WHAT THE TASK REQUIRES — The line containing "Read this page and output its text content." marks the start of the required copy, which runs to the final line of the entries; return those lines exactly, without any pictures.

>>

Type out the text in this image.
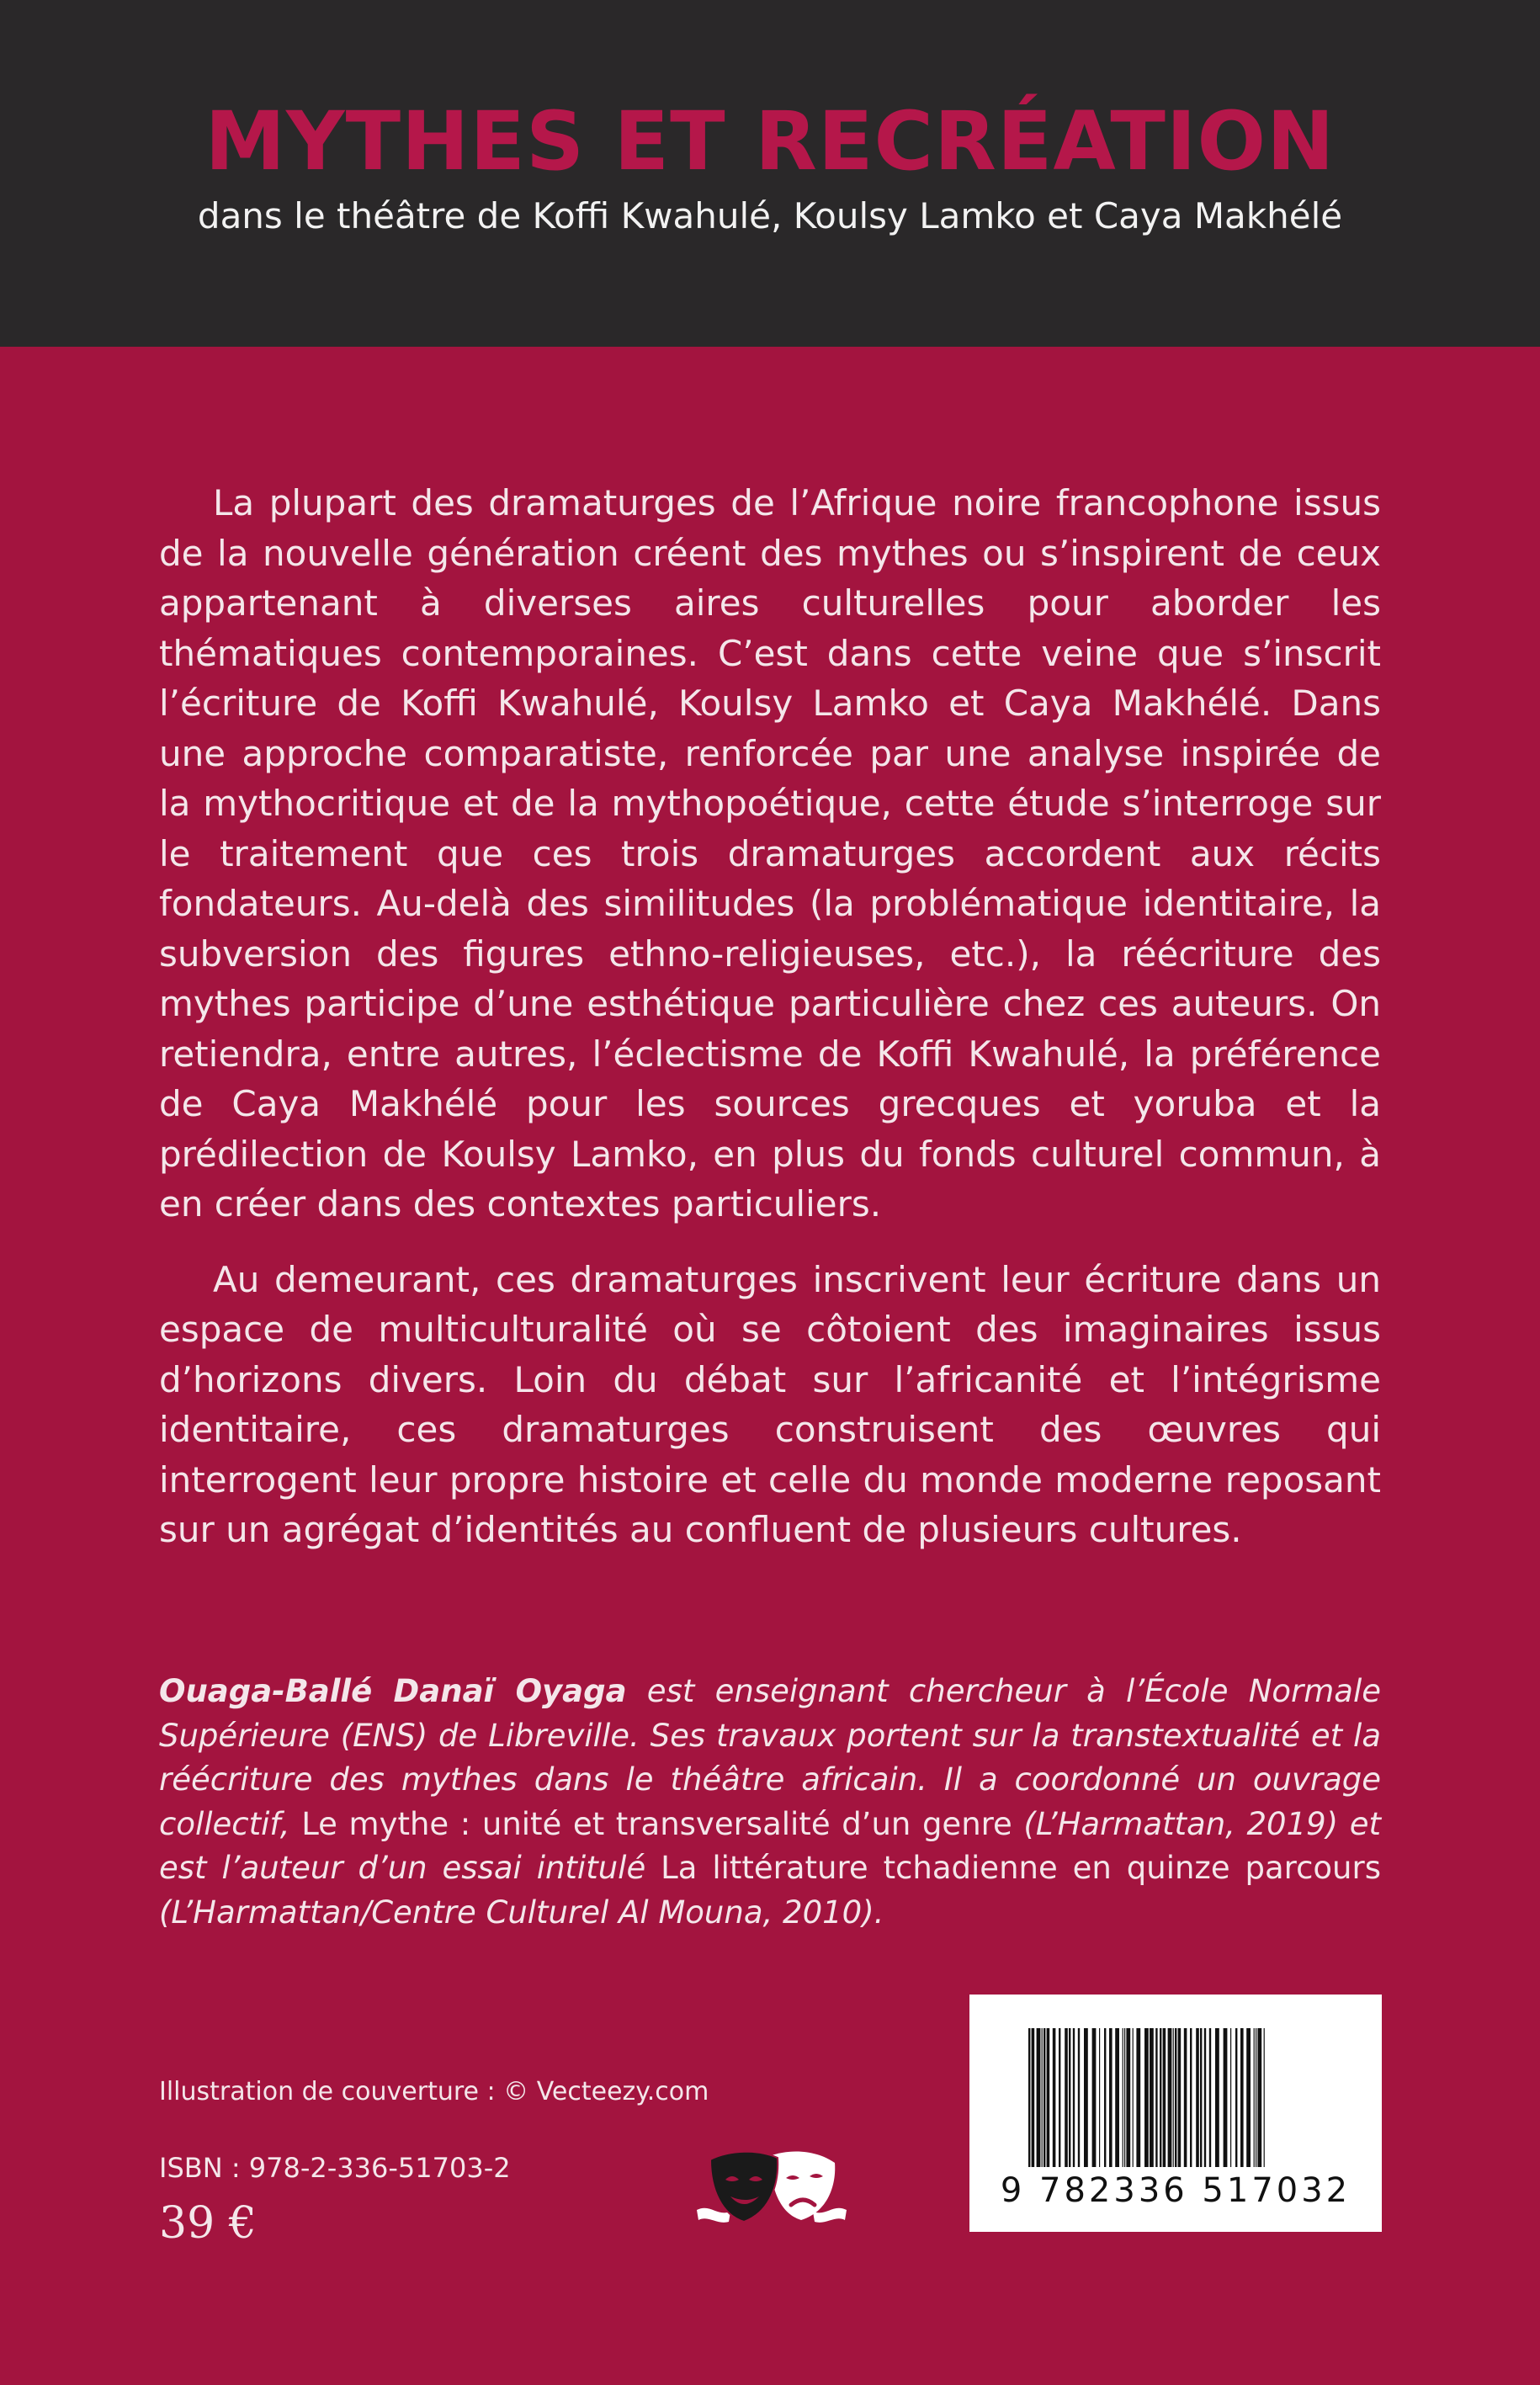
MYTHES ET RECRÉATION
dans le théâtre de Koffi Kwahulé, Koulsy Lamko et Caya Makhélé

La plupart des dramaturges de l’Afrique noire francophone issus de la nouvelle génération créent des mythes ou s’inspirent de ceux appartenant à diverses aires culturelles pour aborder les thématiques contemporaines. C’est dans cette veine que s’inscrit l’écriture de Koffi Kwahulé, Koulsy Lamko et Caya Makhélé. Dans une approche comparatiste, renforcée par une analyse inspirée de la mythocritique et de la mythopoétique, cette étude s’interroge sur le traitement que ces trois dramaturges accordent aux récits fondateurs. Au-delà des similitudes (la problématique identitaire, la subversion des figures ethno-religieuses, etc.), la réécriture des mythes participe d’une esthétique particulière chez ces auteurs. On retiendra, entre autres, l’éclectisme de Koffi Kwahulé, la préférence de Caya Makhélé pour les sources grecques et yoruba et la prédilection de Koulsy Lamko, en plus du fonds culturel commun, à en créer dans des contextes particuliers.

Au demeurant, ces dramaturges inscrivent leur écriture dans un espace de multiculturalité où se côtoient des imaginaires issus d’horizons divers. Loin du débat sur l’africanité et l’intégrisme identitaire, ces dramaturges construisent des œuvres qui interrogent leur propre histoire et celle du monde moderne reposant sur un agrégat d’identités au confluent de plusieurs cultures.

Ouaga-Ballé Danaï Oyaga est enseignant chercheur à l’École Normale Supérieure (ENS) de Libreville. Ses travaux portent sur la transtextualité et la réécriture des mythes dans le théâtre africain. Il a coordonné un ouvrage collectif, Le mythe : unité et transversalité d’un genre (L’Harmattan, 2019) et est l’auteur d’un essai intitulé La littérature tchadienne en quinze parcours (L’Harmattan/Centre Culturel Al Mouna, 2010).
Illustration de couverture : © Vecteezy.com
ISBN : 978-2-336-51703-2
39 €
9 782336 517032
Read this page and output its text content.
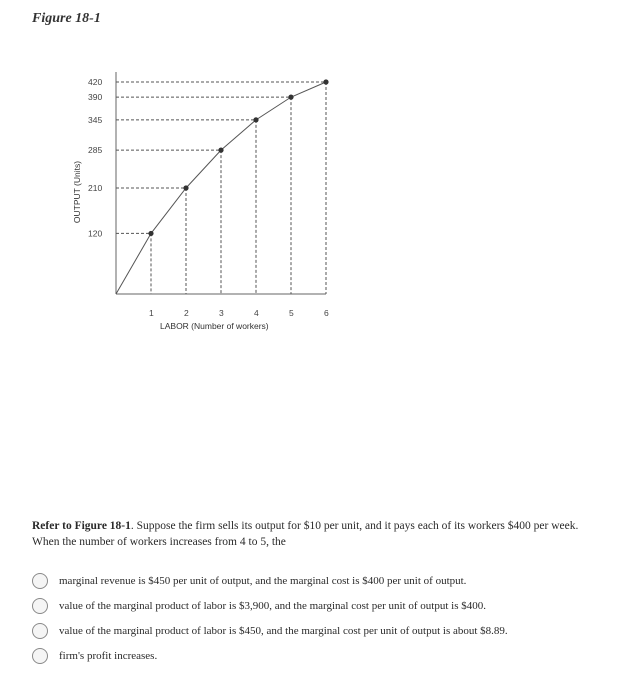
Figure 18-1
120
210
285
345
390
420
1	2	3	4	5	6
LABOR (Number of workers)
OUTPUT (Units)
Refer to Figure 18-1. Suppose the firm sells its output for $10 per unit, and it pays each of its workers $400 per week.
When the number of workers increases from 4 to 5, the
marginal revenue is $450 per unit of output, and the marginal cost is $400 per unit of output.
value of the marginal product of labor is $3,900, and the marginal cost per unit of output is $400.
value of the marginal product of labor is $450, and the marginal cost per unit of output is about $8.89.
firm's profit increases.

<<

THE REPLY —
Read this page and output its text content.
Figure 18-1
120
210
285
345
390
420
1	2	3	4	5	6
LABOR (Number of workers)
OUTPUT (Units)
Refer to Figure 18-1. Suppose the firm sells its output for $10 per unit, and it pays each of its workers $400 per week.
When the number of workers increases from 4 to 5, the
marginal revenue is $450 per unit of output, and the marginal cost is $400 per unit of output.
value of the marginal product of labor is $3,900, and the marginal cost per unit of output is $400.
value of the marginal product of labor is $450, and the marginal cost per unit of output is about $8.89.
firm's profit increases.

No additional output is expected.